* _Stated exercise_
Can you copy out, word for word, everything in the records from the line containing "Text: LDP aggregator" down to the line containing "203, 22, 217]", including both of those lines?

Element box annotations
— Begin —

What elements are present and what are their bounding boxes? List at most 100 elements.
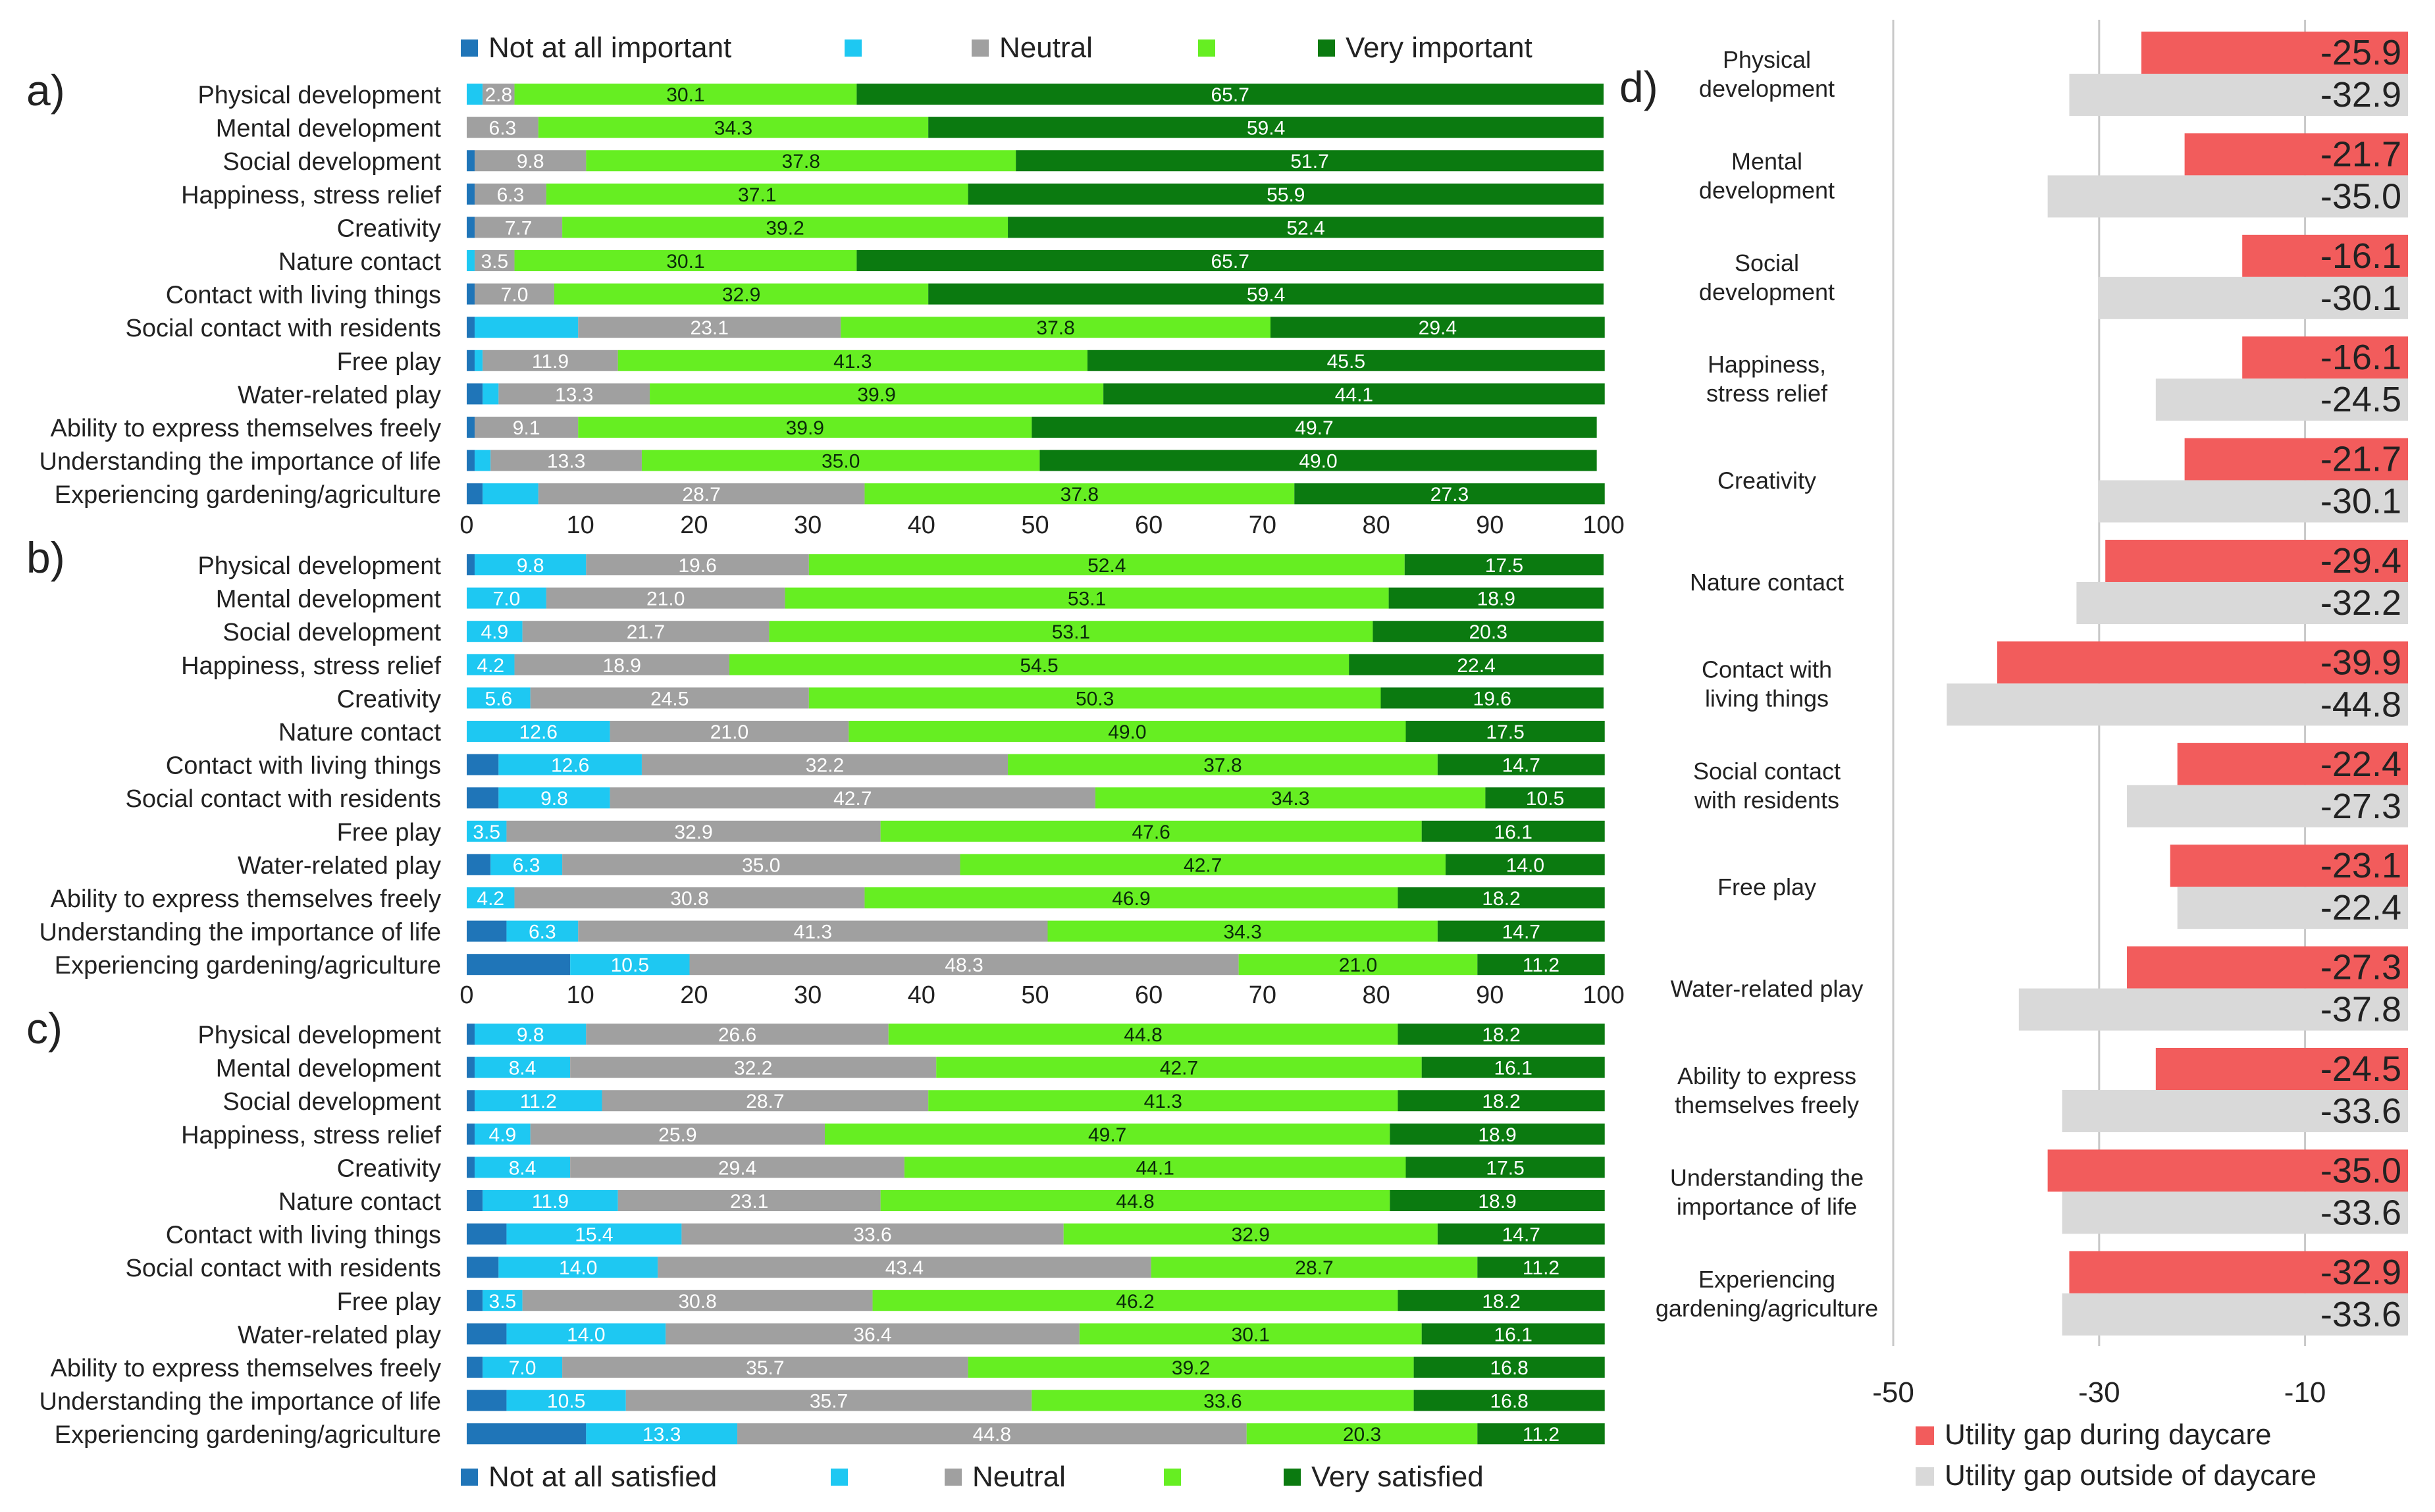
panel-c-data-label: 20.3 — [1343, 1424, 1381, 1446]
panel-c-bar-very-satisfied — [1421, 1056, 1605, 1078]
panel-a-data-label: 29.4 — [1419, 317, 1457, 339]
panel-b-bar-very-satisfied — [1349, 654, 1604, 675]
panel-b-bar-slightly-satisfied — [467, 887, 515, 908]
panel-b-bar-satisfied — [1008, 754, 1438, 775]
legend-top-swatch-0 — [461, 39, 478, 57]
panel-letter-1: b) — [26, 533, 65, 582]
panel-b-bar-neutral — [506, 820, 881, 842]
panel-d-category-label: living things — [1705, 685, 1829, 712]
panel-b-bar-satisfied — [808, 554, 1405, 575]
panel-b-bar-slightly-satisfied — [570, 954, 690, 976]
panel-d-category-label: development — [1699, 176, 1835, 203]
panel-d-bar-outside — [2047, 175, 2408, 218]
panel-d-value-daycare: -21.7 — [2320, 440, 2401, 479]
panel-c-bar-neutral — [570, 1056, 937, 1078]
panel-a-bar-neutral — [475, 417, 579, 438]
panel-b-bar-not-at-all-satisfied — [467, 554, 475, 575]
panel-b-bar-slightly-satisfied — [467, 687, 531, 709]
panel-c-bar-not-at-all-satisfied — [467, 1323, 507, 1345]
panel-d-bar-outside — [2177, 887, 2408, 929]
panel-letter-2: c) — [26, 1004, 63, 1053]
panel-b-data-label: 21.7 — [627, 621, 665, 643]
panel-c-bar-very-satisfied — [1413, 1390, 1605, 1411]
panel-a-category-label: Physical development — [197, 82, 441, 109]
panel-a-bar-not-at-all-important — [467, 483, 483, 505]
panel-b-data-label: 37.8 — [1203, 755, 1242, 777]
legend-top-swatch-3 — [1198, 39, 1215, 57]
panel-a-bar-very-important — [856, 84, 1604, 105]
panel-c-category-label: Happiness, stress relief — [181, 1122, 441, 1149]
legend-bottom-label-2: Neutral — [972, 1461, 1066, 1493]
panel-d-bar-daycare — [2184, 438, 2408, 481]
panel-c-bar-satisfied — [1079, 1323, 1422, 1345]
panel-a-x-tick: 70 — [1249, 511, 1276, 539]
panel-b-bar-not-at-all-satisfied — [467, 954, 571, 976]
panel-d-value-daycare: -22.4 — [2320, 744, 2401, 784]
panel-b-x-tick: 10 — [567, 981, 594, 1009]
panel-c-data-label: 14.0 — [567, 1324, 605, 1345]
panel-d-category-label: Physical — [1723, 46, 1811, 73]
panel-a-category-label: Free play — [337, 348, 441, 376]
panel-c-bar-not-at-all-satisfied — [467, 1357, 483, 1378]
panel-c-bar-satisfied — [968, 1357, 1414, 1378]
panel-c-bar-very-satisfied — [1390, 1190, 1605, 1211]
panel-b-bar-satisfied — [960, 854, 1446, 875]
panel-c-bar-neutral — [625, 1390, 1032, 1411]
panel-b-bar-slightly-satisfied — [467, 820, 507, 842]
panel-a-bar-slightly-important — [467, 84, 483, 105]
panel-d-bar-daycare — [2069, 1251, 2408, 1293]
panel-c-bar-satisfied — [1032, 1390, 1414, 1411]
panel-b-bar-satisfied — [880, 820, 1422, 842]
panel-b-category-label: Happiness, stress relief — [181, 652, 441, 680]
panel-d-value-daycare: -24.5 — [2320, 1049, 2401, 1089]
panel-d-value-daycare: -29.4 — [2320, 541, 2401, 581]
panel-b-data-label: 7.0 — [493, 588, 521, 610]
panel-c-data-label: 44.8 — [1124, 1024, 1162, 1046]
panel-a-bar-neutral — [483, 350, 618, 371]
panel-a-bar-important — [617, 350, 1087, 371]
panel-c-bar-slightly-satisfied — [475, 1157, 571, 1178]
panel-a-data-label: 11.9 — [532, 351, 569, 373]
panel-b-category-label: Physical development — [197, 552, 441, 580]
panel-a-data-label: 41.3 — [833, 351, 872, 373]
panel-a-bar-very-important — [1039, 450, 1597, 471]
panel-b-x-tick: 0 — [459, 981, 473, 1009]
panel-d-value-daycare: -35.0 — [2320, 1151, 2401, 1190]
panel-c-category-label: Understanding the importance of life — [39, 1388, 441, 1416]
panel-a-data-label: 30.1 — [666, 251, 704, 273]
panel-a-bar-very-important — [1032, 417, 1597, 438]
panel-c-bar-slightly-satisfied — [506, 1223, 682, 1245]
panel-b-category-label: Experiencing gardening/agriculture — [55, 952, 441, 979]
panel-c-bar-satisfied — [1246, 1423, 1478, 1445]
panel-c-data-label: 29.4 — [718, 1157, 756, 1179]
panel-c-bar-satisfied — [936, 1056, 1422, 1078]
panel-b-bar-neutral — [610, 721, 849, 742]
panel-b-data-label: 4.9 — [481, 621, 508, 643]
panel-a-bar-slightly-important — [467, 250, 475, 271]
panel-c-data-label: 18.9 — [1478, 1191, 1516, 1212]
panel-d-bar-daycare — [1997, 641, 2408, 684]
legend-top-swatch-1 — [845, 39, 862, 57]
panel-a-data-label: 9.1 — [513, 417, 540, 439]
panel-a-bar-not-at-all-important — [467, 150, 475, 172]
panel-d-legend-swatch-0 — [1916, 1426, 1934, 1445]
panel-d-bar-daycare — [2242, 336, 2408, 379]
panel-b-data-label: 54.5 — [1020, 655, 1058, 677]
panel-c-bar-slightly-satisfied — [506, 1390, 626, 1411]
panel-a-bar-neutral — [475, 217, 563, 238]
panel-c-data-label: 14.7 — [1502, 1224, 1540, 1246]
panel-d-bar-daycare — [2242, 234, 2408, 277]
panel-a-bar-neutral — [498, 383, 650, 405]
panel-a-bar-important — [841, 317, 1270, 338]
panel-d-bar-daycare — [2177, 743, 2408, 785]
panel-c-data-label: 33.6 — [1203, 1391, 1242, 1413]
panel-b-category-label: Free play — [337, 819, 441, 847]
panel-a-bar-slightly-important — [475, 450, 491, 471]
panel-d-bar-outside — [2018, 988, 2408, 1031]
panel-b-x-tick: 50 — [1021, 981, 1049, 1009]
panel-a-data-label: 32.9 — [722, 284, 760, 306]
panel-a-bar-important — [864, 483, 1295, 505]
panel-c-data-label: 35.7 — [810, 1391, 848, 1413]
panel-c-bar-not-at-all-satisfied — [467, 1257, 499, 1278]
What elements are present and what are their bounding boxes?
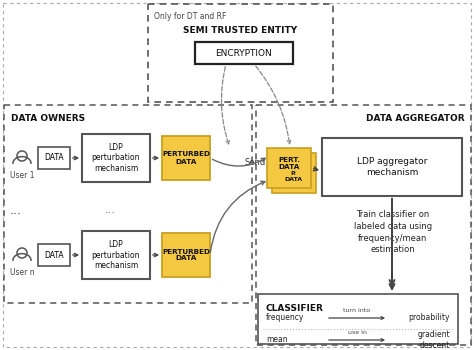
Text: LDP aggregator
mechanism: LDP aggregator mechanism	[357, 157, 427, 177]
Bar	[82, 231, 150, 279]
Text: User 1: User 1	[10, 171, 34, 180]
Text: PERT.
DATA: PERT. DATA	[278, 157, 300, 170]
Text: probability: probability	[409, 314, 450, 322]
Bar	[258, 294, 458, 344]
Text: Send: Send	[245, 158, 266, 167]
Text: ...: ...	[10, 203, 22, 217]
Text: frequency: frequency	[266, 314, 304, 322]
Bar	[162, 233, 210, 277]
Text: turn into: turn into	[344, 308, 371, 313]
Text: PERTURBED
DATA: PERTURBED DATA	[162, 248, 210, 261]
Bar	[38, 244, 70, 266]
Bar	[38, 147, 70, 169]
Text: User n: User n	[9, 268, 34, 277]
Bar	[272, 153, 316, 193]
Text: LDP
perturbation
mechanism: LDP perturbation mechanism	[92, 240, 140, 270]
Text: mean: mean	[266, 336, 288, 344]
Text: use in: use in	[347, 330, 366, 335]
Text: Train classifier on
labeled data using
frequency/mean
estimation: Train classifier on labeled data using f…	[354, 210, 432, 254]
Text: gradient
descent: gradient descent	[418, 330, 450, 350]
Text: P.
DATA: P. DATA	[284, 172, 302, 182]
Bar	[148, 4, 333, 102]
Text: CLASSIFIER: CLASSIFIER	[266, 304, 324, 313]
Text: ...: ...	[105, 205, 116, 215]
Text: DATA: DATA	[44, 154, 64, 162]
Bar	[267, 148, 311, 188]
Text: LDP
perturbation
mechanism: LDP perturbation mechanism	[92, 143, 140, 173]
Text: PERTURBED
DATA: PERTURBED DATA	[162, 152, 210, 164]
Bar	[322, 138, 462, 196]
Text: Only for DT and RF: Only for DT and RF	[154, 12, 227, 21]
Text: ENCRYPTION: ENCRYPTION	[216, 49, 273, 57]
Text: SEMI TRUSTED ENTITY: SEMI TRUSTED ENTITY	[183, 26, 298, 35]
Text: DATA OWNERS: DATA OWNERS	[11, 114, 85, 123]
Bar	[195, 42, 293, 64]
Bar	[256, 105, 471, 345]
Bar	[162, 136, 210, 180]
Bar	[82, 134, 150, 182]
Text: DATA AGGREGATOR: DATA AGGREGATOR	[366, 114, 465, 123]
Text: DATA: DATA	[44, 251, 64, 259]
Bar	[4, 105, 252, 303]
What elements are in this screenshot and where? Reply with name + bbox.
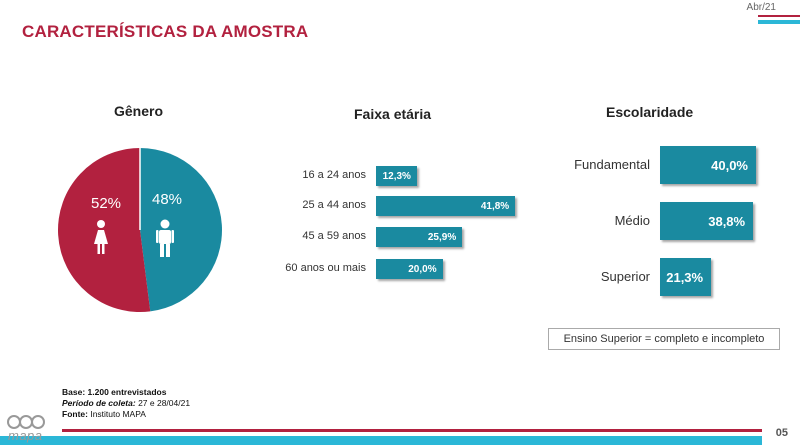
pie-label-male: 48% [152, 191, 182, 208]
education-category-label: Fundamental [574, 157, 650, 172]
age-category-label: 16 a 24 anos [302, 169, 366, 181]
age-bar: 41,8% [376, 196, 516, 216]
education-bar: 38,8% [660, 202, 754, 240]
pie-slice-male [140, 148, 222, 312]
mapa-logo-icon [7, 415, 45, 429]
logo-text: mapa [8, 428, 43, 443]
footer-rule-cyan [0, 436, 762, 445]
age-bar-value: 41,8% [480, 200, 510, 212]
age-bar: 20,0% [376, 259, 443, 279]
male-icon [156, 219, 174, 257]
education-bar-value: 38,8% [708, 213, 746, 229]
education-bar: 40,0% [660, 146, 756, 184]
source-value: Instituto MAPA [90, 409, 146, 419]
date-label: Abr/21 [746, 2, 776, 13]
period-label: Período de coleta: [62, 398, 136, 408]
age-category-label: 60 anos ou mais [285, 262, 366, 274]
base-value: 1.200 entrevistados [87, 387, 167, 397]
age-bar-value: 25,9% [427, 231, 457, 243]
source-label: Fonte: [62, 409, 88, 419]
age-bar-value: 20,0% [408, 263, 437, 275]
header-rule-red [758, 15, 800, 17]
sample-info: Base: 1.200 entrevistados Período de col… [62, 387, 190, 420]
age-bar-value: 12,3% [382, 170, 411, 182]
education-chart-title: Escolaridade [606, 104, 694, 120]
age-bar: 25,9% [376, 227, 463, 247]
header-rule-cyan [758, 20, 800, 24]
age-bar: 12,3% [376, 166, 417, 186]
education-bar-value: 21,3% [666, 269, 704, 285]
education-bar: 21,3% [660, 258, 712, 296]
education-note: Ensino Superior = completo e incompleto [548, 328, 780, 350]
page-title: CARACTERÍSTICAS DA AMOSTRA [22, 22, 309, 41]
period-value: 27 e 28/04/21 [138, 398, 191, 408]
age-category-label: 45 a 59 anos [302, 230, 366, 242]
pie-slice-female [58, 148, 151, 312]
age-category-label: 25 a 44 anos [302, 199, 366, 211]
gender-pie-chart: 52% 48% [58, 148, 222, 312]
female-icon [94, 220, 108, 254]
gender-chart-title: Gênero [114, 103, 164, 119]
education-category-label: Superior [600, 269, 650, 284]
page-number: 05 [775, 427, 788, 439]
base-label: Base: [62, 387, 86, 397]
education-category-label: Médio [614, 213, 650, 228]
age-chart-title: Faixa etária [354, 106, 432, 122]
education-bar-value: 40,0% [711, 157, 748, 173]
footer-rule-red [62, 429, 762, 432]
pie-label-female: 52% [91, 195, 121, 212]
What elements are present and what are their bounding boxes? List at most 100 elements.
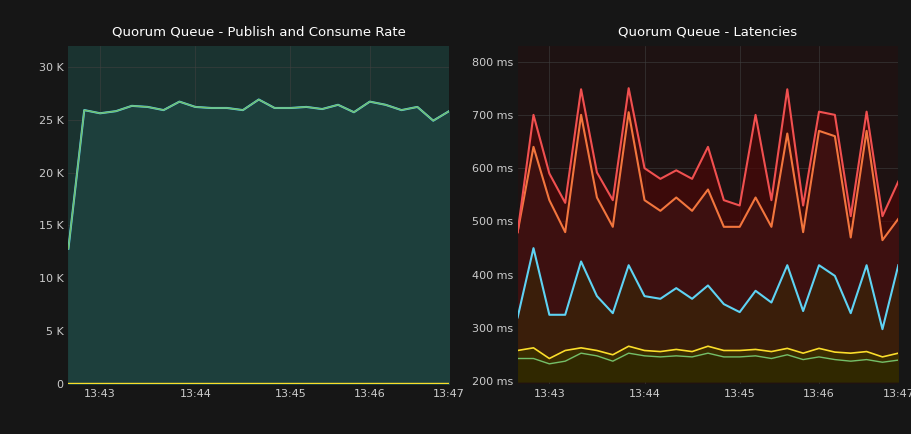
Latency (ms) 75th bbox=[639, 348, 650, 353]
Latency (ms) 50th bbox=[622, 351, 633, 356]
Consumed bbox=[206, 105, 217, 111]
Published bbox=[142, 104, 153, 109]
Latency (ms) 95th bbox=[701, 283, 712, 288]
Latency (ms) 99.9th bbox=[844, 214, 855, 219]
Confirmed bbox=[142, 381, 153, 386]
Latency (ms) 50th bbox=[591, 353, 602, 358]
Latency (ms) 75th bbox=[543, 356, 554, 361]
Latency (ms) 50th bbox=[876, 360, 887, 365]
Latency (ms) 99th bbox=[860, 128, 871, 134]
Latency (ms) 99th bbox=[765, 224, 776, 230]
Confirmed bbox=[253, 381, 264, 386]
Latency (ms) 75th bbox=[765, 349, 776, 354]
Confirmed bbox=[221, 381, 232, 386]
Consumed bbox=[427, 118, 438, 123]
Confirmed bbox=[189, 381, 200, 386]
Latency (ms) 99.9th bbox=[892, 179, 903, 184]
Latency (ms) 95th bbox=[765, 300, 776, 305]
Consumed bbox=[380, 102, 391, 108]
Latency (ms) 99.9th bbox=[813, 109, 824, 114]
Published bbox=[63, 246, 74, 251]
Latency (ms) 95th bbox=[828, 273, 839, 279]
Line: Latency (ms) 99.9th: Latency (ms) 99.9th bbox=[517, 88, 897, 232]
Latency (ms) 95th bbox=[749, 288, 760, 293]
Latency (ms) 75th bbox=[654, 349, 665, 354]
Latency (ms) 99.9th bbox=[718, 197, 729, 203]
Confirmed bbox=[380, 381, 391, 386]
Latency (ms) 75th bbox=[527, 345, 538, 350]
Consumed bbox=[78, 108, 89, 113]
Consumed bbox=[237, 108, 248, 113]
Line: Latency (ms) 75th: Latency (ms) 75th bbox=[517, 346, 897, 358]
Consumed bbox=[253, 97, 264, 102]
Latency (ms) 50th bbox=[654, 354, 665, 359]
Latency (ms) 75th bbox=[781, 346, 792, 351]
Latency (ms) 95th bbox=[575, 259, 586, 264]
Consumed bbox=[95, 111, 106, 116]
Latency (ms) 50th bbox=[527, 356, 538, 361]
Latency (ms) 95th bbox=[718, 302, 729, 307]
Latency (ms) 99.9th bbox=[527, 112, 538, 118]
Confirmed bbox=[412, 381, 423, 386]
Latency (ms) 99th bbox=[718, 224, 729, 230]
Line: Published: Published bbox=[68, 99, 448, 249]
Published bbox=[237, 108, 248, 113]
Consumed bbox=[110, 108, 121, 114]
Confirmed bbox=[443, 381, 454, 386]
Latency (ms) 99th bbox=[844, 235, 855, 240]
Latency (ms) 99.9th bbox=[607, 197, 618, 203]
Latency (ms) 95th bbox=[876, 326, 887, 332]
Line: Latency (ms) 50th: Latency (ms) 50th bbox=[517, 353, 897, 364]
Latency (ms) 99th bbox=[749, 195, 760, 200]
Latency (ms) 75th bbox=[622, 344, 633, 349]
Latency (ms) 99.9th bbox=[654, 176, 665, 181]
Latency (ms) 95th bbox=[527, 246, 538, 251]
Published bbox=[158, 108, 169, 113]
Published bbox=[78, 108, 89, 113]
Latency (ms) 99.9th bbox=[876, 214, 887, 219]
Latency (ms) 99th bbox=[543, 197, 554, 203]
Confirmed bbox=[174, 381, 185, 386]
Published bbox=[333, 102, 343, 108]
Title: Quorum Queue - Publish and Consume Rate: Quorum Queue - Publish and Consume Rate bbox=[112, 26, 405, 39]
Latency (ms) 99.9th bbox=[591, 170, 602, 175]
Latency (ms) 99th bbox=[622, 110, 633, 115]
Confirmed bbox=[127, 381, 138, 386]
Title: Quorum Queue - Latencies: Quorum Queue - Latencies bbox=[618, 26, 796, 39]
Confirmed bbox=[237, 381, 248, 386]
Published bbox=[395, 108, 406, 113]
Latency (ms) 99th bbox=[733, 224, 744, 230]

— End —

* _Solved problem_
Text: LDP aggregator
mechanism: LDP aggregator mechanism	[357, 157, 427, 177]
Bar	[82, 231, 150, 279]
Text: User 1: User 1	[10, 171, 34, 180]
Text: PERT.
DATA: PERT. DATA	[278, 157, 300, 170]
Text: probability: probability	[409, 314, 450, 322]
Bar	[258, 294, 458, 344]
Text: Send: Send	[245, 158, 266, 167]
Text: ...: ...	[10, 203, 22, 217]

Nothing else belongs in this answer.